TASK TO CARRY OUT: Return every record below exactly as written, but leave out the pictures.

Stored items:
--- begin ---

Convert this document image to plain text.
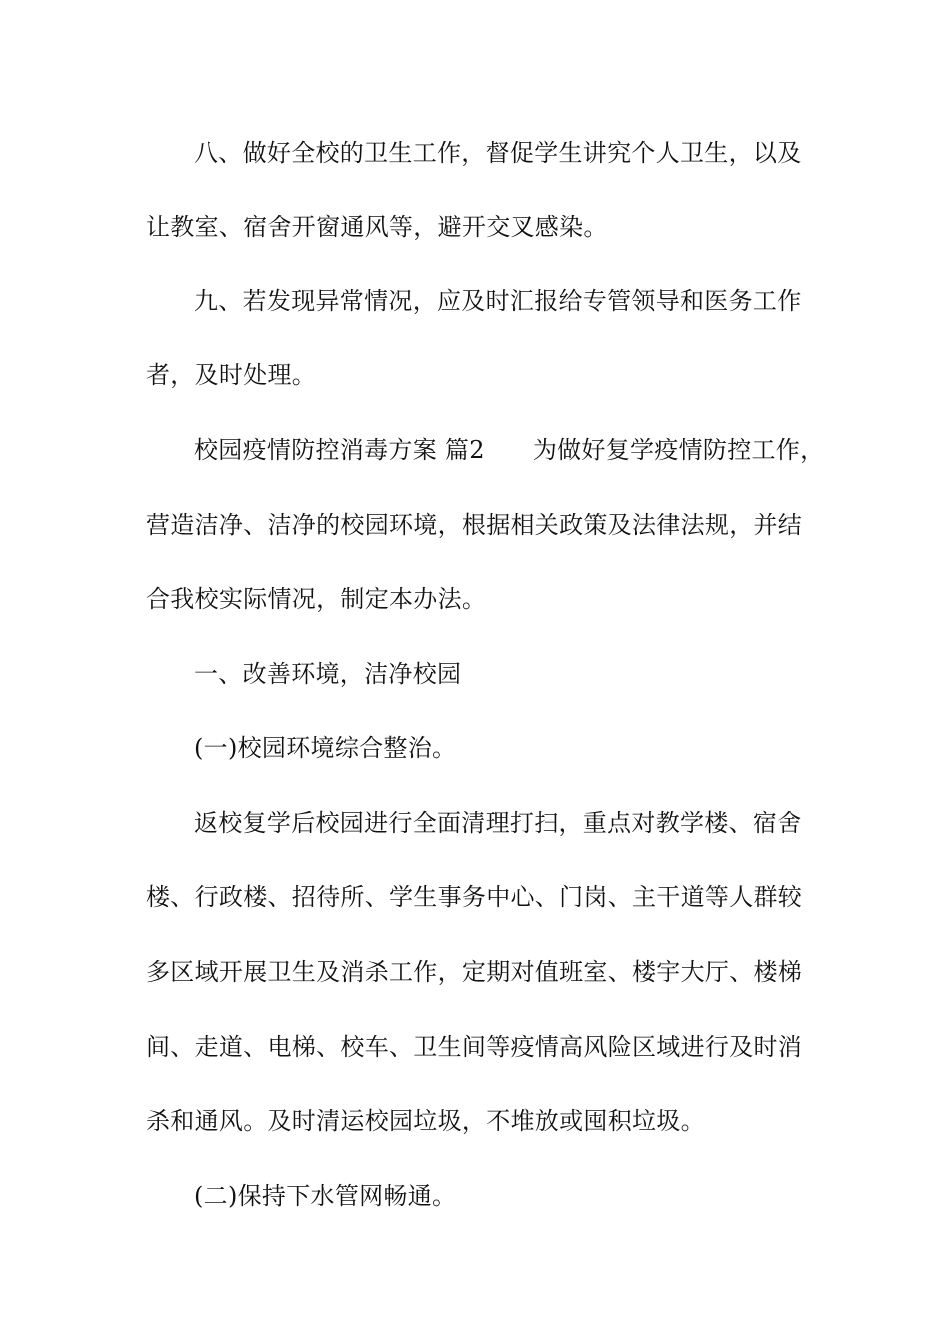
八、做好全校的卫生工作，督促学生讲究个人卫生，以及
让教室、宿舍开窗通风等，避开交叉感染。
九、若发现异常情况，应及时汇报给专管领导和医务工作
者，及时处理。
校园疫情防控消毒方案 篇2 为做好复学疫情防控工作，
营造洁净、洁净的校园环境，根据相关政策及法律法规，并结
合我校实际情况，制定本办法。
一、改善环境，洁净校园
(一)校园环境综合整治。
返校复学后校园进行全面清理打扫，重点对教学楼、宿舍
楼、行政楼、招待所、学生事务中心、门岗、主干道等人群较
多区域开展卫生及消杀工作，定期对值班室、楼宇大厅、楼梯
间、走道、电梯、校车、卫生间等疫情高风险区域进行及时消
杀和通风。及时清运校园垃圾，不堆放或囤积垃圾。
(二)保持下水管网畅通。
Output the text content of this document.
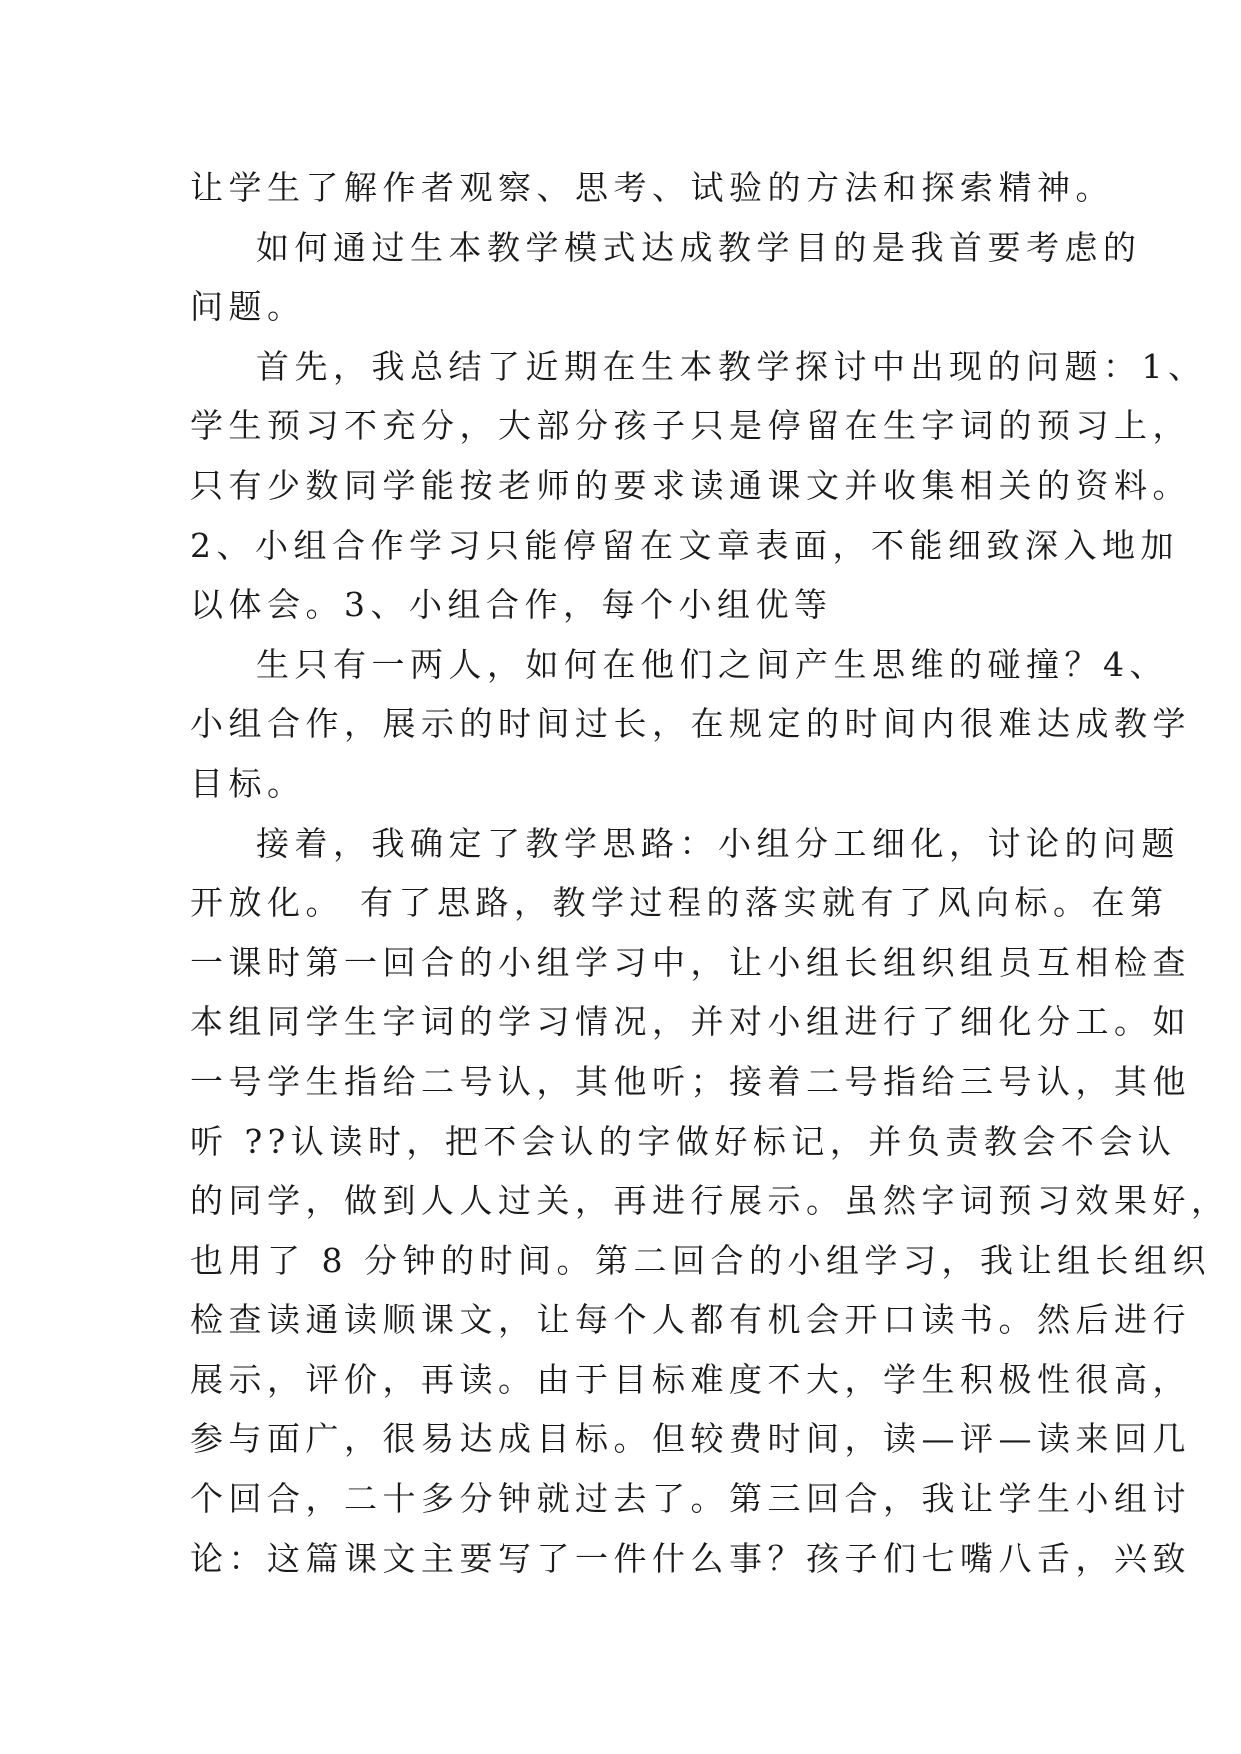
让学生了解作者观察、思考、试验的方法和探索精神。
如何通过生本教学模式达成教学目的是我首要考虑的
问题。
首先，我总结了近期在生本教学探讨中出现的问题：1、
学生预习不充分，大部分孩子只是停留在生字词的预习上，
只有少数同学能按老师的要求读通课文并收集相关的资料。
2、小组合作学习只能停留在文章表面，不能细致深入地加
以体会。3、小组合作，每个小组优等
生只有一两人，如何在他们之间产生思维的碰撞？4、
小组合作，展示的时间过长，在规定的时间内很难达成教学
目标。
接着，我确定了教学思路：小组分工细化，讨论的问题
开放化。 有了思路，教学过程的落实就有了风向标。在第
一课时第一回合的小组学习中，让小组长组织组员互相检查
本组同学生字词的学习情况，并对小组进行了细化分工。如
一号学生指给二号认，其他听；接着二号指给三号认，其他
听 ??认读时，把不会认的字做好标记，并负责教会不会认
的同学，做到人人过关，再进行展示。虽然字词预习效果好，
也用了 8 分钟的时间。第二回合的小组学习，我让组长组织
检查读通读顺课文，让每个人都有机会开口读书。然后进行
展示，评价，再读。由于目标难度不大，学生积极性很高，
参与面广，很易达成目标。但较费时间，读—评—读来回几
个回合，二十多分钟就过去了。第三回合，我让学生小组讨
论：这篇课文主要写了一件什么事？孩子们七嘴八舌，兴致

--- end ---

FULL OUTPUT:
Convert this document image to plain text.
八、做好全校的卫生工作，督促学生讲究个人卫生，以及
让教室、宿舍开窗通风等，避开交叉感染。
九、若发现异常情况，应及时汇报给专管领导和医务工作
者，及时处理。
校园疫情防控消毒方案 篇2 为做好复学疫情防控工作，
营造洁净、洁净的校园环境，根据相关政策及法律法规，并结
合我校实际情况，制定本办法。
一、改善环境，洁净校园
(一)校园环境综合整治。
返校复学后校园进行全面清理打扫，重点对教学楼、宿舍
楼、行政楼、招待所、学生事务中心、门岗、主干道等人群较
多区域开展卫生及消杀工作，定期对值班室、楼宇大厅、楼梯
间、走道、电梯、校车、卫生间等疫情高风险区域进行及时消
杀和通风。及时清运校园垃圾，不堆放或囤积垃圾。
(二)保持下水管网畅通。
Output the text content of this document.
让学生了解作者观察、思考、试验的方法和探索精神。
如何通过生本教学模式达成教学目的是我首要考虑的
问题。
首先，我总结了近期在生本教学探讨中出现的问题：1、
学生预习不充分，大部分孩子只是停留在生字词的预习上，
只有少数同学能按老师的要求读通课文并收集相关的资料。
2、小组合作学习只能停留在文章表面，不能细致深入地加
以体会。3、小组合作，每个小组优等
生只有一两人，如何在他们之间产生思维的碰撞？4、
小组合作，展示的时间过长，在规定的时间内很难达成教学
目标。
接着，我确定了教学思路：小组分工细化，讨论的问题
开放化。 有了思路，教学过程的落实就有了风向标。在第
一课时第一回合的小组学习中，让小组长组织组员互相检查
本组同学生字词的学习情况，并对小组进行了细化分工。如
一号学生指给二号认，其他听；接着二号指给三号认，其他
听 ??认读时，把不会认的字做好标记，并负责教会不会认
的同学，做到人人过关，再进行展示。虽然字词预习效果好，
也用了 8 分钟的时间。第二回合的小组学习，我让组长组织
检查读通读顺课文，让每个人都有机会开口读书。然后进行
展示，评价，再读。由于目标难度不大，学生积极性很高，
参与面广，很易达成目标。但较费时间，读—评—读来回几
个回合，二十多分钟就过去了。第三回合，我让学生小组讨
论：这篇课文主要写了一件什么事？孩子们七嘴八舌，兴致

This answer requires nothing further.